— WRITTEN REQUEST —
Print the entries below in their entirety, exactly as they are written.

Stored items from a collection
#####

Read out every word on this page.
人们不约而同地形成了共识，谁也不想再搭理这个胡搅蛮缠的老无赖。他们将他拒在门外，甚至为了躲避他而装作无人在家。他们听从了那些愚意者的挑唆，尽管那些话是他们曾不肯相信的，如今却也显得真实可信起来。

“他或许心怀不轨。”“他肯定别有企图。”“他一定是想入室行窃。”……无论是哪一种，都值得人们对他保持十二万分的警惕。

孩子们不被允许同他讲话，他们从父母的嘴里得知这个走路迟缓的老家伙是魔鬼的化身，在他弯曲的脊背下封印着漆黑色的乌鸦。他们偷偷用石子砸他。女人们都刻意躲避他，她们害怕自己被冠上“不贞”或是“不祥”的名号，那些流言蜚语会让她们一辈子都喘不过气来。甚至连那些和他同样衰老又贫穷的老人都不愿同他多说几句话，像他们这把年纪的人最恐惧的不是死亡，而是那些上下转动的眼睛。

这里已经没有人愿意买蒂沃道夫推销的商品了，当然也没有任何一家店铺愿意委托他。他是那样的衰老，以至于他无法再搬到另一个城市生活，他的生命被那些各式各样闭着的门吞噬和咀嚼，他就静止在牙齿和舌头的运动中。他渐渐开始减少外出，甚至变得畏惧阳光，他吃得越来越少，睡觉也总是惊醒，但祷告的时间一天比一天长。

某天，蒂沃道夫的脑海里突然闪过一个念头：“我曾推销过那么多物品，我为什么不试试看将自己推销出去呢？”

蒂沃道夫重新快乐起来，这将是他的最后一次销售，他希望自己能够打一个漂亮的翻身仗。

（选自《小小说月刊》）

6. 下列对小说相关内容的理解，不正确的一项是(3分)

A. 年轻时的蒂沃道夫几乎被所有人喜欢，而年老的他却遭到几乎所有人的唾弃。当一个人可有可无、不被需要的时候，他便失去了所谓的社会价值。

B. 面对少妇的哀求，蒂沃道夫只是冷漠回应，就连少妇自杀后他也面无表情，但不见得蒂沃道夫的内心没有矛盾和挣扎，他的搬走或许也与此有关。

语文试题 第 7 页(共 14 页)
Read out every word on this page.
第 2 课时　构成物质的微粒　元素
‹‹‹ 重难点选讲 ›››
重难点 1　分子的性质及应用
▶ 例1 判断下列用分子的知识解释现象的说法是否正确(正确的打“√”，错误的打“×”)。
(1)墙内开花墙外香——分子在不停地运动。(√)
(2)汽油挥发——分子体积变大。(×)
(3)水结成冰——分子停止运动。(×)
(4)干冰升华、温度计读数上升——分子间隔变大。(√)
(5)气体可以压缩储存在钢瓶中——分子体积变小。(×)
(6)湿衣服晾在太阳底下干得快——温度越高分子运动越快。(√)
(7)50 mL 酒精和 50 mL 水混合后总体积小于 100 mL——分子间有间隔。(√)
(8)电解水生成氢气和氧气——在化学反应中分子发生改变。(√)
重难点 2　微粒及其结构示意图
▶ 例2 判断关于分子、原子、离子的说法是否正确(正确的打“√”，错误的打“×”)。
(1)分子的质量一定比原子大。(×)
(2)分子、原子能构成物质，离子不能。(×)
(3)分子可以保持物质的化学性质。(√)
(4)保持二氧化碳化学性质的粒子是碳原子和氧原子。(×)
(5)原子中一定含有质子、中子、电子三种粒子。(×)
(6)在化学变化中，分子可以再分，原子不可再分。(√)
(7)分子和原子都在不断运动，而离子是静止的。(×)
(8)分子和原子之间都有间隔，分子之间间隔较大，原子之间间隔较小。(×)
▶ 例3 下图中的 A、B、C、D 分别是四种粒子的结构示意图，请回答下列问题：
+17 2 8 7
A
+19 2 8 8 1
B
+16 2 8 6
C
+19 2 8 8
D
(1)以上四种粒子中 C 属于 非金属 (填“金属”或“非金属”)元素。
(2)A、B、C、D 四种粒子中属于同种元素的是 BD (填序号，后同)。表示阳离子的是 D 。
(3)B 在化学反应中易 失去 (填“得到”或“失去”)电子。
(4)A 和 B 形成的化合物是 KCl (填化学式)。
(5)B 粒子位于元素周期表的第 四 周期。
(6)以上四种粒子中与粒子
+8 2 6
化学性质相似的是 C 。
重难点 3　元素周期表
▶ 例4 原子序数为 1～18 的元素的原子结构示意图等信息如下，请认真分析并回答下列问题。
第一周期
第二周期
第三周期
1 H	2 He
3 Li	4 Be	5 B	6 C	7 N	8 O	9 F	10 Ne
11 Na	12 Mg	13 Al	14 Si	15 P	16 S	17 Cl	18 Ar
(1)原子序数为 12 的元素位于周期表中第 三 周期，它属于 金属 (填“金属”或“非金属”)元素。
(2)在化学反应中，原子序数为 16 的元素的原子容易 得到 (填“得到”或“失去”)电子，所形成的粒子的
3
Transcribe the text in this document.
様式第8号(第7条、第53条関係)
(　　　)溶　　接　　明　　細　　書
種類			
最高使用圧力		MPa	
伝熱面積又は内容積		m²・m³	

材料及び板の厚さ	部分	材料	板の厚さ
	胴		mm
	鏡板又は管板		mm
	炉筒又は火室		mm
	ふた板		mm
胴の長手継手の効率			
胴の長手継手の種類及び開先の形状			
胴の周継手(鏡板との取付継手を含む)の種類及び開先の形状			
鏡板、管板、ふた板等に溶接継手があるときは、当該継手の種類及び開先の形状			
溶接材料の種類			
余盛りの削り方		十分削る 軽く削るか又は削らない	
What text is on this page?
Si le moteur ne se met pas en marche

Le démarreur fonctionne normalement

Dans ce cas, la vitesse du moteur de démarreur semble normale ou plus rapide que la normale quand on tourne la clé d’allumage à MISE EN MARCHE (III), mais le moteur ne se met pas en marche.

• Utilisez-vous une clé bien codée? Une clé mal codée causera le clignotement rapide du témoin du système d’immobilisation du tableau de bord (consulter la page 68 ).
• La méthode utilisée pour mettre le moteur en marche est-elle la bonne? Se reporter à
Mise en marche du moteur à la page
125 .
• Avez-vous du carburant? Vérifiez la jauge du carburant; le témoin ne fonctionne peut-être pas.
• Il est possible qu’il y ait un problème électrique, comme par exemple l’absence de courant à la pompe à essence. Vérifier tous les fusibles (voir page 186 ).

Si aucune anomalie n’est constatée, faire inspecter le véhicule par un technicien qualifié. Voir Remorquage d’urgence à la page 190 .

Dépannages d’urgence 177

#####

— TASK ANSWER —
Read out every word on this page.
人们不约而同地形成了共识，谁也不想再搭理这个胡搅蛮缠的老无赖。他们将他拒在门外，甚至为了躲避他而装作无人在家。他们听从了那些愚意者的挑唆，尽管那些话是他们曾不肯相信的，如今却也显得真实可信起来。

“他或许心怀不轨。”“他肯定别有企图。”“他一定是想入室行窃。”……无论是哪一种，都值得人们对他保持十二万分的警惕。

孩子们不被允许同他讲话，他们从父母的嘴里得知这个走路迟缓的老家伙是魔鬼的化身，在他弯曲的脊背下封印着漆黑色的乌鸦。他们偷偷用石子砸他。女人们都刻意躲避他，她们害怕自己被冠上“不贞”或是“不祥”的名号，那些流言蜚语会让她们一辈子都喘不过气来。甚至连那些和他同样衰老又贫穷的老人都不愿同他多说几句话，像他们这把年纪的人最恐惧的不是死亡，而是那些上下转动的眼睛。

这里已经没有人愿意买蒂沃道夫推销的商品了，当然也没有任何一家店铺愿意委托他。他是那样的衰老，以至于他无法再搬到另一个城市生活，他的生命被那些各式各样闭着的门吞噬和咀嚼，他就静止在牙齿和舌头的运动中。他渐渐开始减少外出，甚至变得畏惧阳光，他吃得越来越少，睡觉也总是惊醒，但祷告的时间一天比一天长。

某天，蒂沃道夫的脑海里突然闪过一个念头：“我曾推销过那么多物品，我为什么不试试看将自己推销出去呢？”

蒂沃道夫重新快乐起来，这将是他的最后一次销售，他希望自己能够打一个漂亮的翻身仗。

（选自《小小说月刊》）

6. 下列对小说相关内容的理解，不正确的一项是(3分)

A. 年轻时的蒂沃道夫几乎被所有人喜欢，而年老的他却遭到几乎所有人的唾弃。当一个人可有可无、不被需要的时候，他便失去了所谓的社会价值。

B. 面对少妇的哀求，蒂沃道夫只是冷漠回应，就连少妇自杀后他也面无表情，但不见得蒂沃道夫的内心没有矛盾和挣扎，他的搬走或许也与此有关。

语文试题 第 7 页(共 14 页)
Read out every word on this page.
第 2 课时　构成物质的微粒　元素
‹‹‹ 重难点选讲 ›››
重难点 1　分子的性质及应用
▶ 例1 判断下列用分子的知识解释现象的说法是否正确(正确的打“√”，错误的打“×”)。
(1)墙内开花墙外香——分子在不停地运动。(√)
(2)汽油挥发——分子体积变大。(×)
(3)水结成冰——分子停止运动。(×)
(4)干冰升华、温度计读数上升——分子间隔变大。(√)
(5)气体可以压缩储存在钢瓶中——分子体积变小。(×)
(6)湿衣服晾在太阳底下干得快——温度越高分子运动越快。(√)
(7)50 mL 酒精和 50 mL 水混合后总体积小于 100 mL——分子间有间隔。(√)
(8)电解水生成氢气和氧气——在化学反应中分子发生改变。(√)
重难点 2　微粒及其结构示意图
▶ 例2 判断关于分子、原子、离子的说法是否正确(正确的打“√”，错误的打“×”)。
(1)分子的质量一定比原子大。(×)
(2)分子、原子能构成物质，离子不能。(×)
(3)分子可以保持物质的化学性质。(√)
(4)保持二氧化碳化学性质的粒子是碳原子和氧原子。(×)
(5)原子中一定含有质子、中子、电子三种粒子。(×)
(6)在化学变化中，分子可以再分，原子不可再分。(√)
(7)分子和原子都在不断运动，而离子是静止的。(×)
(8)分子和原子之间都有间隔，分子之间间隔较大，原子之间间隔较小。(×)
▶ 例3 下图中的 A、B、C、D 分别是四种粒子的结构示意图，请回答下列问题：
+17 2 8 7
A
+19 2 8 8 1
B
+16 2 8 6
C
+19 2 8 8
D
(1)以上四种粒子中 C 属于 非金属 (填“金属”或“非金属”)元素。
(2)A、B、C、D 四种粒子中属于同种元素的是 BD (填序号，后同)。表示阳离子的是 D 。
(3)B 在化学反应中易 失去 (填“得到”或“失去”)电子。
(4)A 和 B 形成的化合物是 KCl (填化学式)。
(5)B 粒子位于元素周期表的第 四 周期。
(6)以上四种粒子中与粒子
+8 2 6
化学性质相似的是 C 。
重难点 3　元素周期表
▶ 例4 原子序数为 1～18 的元素的原子结构示意图等信息如下，请认真分析并回答下列问题。
第一周期
第二周期
第三周期
1 H	2 He
3 Li	4 Be	5 B	6 C	7 N	8 O	9 F	10 Ne
11 Na	12 Mg	13 Al	14 Si	15 P	16 S	17 Cl	18 Ar
(1)原子序数为 12 的元素位于周期表中第 三 周期，它属于 金属 (填“金属”或“非金属”)元素。
(2)在化学反应中，原子序数为 16 的元素的原子容易 得到 (填“得到”或“失去”)电子，所形成的粒子的
3
Transcribe the text in this document.
様式第8号(第7条、第53条関係)
(　　　)溶　　接　　明　　細　　書
種類			
最高使用圧力		MPa	
伝熱面積又は内容積		m²・m³	

材料及び板の厚さ	部分	材料	板の厚さ
	胴		mm
	鏡板又は管板		mm
	炉筒又は火室		mm
	ふた板		mm
胴の長手継手の効率			
胴の長手継手の種類及び開先の形状			
胴の周継手(鏡板との取付継手を含む)の種類及び開先の形状			
鏡板、管板、ふた板等に溶接継手があるときは、当該継手の種類及び開先の形状			
溶接材料の種類			
余盛りの削り方		十分削る 軽く削るか又は削らない	
What text is on this page?
Si le moteur ne se met pas en marche

Le démarreur fonctionne normalement

Dans ce cas, la vitesse du moteur de démarreur semble normale ou plus rapide que la normale quand on tourne la clé d’allumage à MISE EN MARCHE (III), mais le moteur ne se met pas en marche.

• Utilisez-vous une clé bien codée? Une clé mal codée causera le clignotement rapide du témoin du système d’immobilisation du tableau de bord (consulter la page 68 ).
• La méthode utilisée pour mettre le moteur en marche est-elle la bonne? Se reporter à
Mise en marche du moteur à la page
125 .
• Avez-vous du carburant? Vérifiez la jauge du carburant; le témoin ne fonctionne peut-être pas.
• Il est possible qu’il y ait un problème électrique, comme par exemple l’absence de courant à la pompe à essence. Vérifier tous les fusibles (voir page 186 ).

Si aucune anomalie n’est constatée, faire inspecter le véhicule par un technicien qualifié. Voir Remorquage d’urgence à la page 190 .

Dépannages d’urgence 177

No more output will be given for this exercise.